AVAILABLE DATA: Begin

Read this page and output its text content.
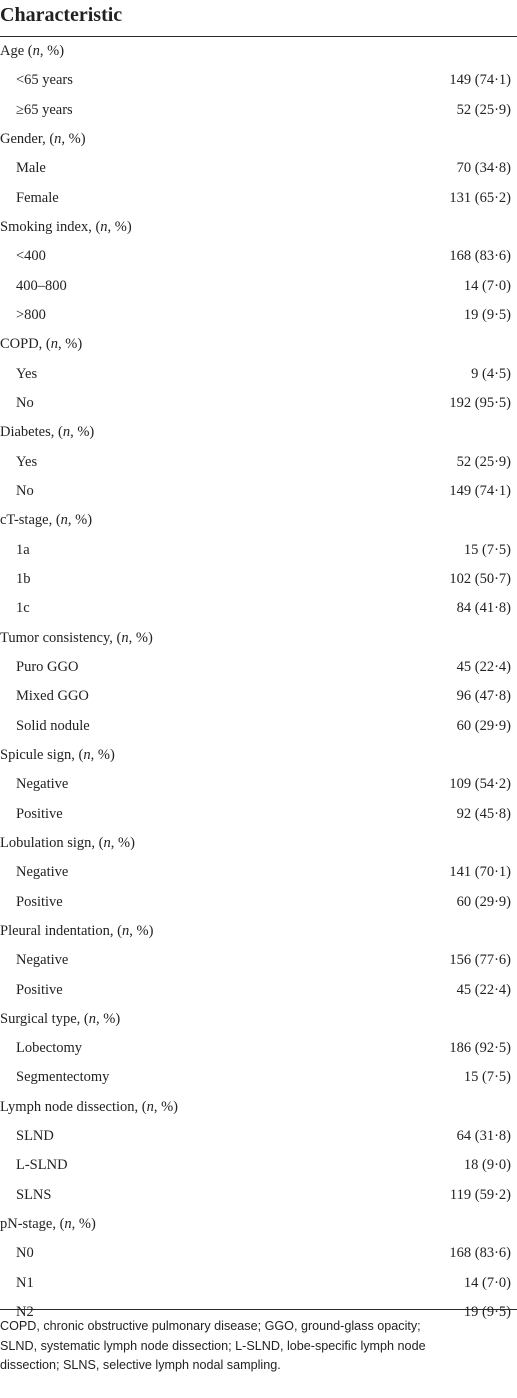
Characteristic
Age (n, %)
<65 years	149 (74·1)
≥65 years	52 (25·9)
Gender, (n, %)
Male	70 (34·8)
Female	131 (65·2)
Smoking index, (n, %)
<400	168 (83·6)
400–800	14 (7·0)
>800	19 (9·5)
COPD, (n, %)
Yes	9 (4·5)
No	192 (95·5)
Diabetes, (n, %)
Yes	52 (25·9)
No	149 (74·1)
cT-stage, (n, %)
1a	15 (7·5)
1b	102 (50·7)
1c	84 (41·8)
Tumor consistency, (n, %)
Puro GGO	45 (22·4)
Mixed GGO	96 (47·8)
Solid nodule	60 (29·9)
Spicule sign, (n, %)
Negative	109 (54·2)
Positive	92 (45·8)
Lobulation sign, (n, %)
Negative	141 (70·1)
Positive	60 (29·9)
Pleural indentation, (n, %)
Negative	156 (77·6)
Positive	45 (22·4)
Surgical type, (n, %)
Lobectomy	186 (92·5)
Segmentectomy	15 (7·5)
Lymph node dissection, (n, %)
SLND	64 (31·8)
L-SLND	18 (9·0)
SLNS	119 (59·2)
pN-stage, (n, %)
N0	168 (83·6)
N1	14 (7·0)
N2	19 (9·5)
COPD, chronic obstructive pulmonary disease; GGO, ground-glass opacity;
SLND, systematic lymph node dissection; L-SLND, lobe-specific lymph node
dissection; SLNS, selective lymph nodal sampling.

AVAILABLE DATA: End

Would you repeat the material exactly, keeping out any pictures?

Read this page and output its text content.
Characteristic
Age (n, %)
<65 years	149 (74·1)
≥65 years	52 (25·9)
Gender, (n, %)
Male	70 (34·8)
Female	131 (65·2)
Smoking index, (n, %)
<400	168 (83·6)
400–800	14 (7·0)
>800	19 (9·5)
COPD, (n, %)
Yes	9 (4·5)
No	192 (95·5)
Diabetes, (n, %)
Yes	52 (25·9)
No	149 (74·1)
cT-stage, (n, %)
1a	15 (7·5)
1b	102 (50·7)
1c	84 (41·8)
Tumor consistency, (n, %)
Puro GGO	45 (22·4)
Mixed GGO	96 (47·8)
Solid nodule	60 (29·9)
Spicule sign, (n, %)
Negative	109 (54·2)
Positive	92 (45·8)
Lobulation sign, (n, %)
Negative	141 (70·1)
Positive	60 (29·9)
Pleural indentation, (n, %)
Negative	156 (77·6)
Positive	45 (22·4)
Surgical type, (n, %)
Lobectomy	186 (92·5)
Segmentectomy	15 (7·5)
Lymph node dissection, (n, %)
SLND	64 (31·8)
L-SLND	18 (9·0)
SLNS	119 (59·2)
pN-stage, (n, %)
N0	168 (83·6)
N1	14 (7·0)
N2	19 (9·5)
COPD, chronic obstructive pulmonary disease; GGO, ground-glass opacity;
SLND, systematic lymph node dissection; L-SLND, lobe-specific lymph node
dissection; SLNS, selective lymph nodal sampling.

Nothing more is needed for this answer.